§ **Stated exercise 1**
Reproduce every line of the spatial layout rows below, unchanged.

Document extract start

Tuesday, December 8, 2015

Personal income tax rate has been reduced by 67.7 per cent in the 2016 budget, a Tax Policy Advisor at the Ministry of Finance (MoF), Dr Edward Larbi-Siaw, has said.
He said government in line with its social democratic principles had reviewed the income tax thresholds from a minimum of GH₵1,584 to GH₵2,592, in spite of the drawback in personal income tax rates in the country.
“The first GH₵1,584 to the last exceeding GH₵31,680 has been in existence for the past three years. If we are able to get more people paying our personal income tax, we should be able to revise these rates. If there is excess expenditure over revenue, it has to be funded, domestic borrowing or external and if we borrow domestically, we disadvantage the local entrepreneurs and also the interest rate will go up,” he said at a post budget forum for members of the Institute of Financial Journalists (IFEJ) and the Parliamentary Press Corps in Accra.
He said if at least six million Ghanaians should be paying tax from the current four million, out of a population of about 27 million, it would reduce the tax burden.
“Let me be plain, if we are not able to increase the numbers we are unable to reduce the burden. Currently, the income tax contribution figure is at GH¢4.1 billion so if there is a double of this, you can imagine what it can do. So as a nation, let’s mount a campaign that everybody must pay his or her taxes,” he said.
Getting the population to pay their taxes
Dr Larbi-Siaw said poverty was a bar to taxation but not illiteracy as people believed and that most countries relied on their citizenry for information on tax evaders but unfortunately the case was different in Ghana.
“We know those who are not paying so why should we sit down and be paying for others? It is this Ghanaian rhythm I’m still trying to understand. You journalists are part of the people who can bring change,” he said.
He said the ministry was working on an existing system which demanded that by law every Ghanaian with income above GH¢2,592 was to file a return and if implemented would help.

Document extract end
Stored data start

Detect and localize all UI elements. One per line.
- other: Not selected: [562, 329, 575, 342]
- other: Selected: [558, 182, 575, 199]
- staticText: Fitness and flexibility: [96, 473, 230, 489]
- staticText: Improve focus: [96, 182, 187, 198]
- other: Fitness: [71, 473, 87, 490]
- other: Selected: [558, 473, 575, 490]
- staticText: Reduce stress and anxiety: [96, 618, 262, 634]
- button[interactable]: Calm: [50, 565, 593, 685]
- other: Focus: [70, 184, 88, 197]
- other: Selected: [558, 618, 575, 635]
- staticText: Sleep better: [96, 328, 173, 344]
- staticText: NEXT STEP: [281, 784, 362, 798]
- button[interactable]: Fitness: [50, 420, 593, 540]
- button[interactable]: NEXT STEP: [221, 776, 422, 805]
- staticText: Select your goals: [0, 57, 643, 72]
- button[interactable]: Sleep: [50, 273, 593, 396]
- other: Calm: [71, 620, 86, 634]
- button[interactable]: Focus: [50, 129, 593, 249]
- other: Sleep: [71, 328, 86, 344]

Stored data end

§ **Stated exercise 2**
List each distinct cedi amount named in the income tax article above, one per line.

§ **Reply 1**
Detect and localize all UI elements. One per line.
- other: Not selected: [562, 329, 575, 342]
- other: Selected: [558, 182, 575, 199]
- staticText: Fitness and flexibility: [96, 473, 230, 489]
- staticText: Improve focus: [96, 182, 187, 198]
- other: Fitness: [71, 473, 87, 490]
- other: Selected: [558, 473, 575, 490]
- staticText: Reduce stress and anxiety: [96, 618, 262, 634]
- button[interactable]: Calm: [50, 565, 593, 685]
- other: Focus: [70, 184, 88, 197]
- other: Selected: [558, 618, 575, 635]
- staticText: Sleep better: [96, 328, 173, 344]
- staticText: NEXT STEP: [281, 784, 362, 798]
- button[interactable]: Fitness: [50, 420, 593, 540]
- button[interactable]: NEXT STEP: [221, 776, 422, 805]
- staticText: Select your goals: [0, 57, 643, 72]
- button[interactable]: Sleep: [50, 273, 593, 396]
- other: Calm: [71, 620, 86, 634]
- button[interactable]: Focus: [50, 129, 593, 249]
- other: Sleep: [71, 328, 86, 344]

§ **Reply 2**
GH₵1,584
GH₵2,592
GH₵31,680
GH¢4.1 billion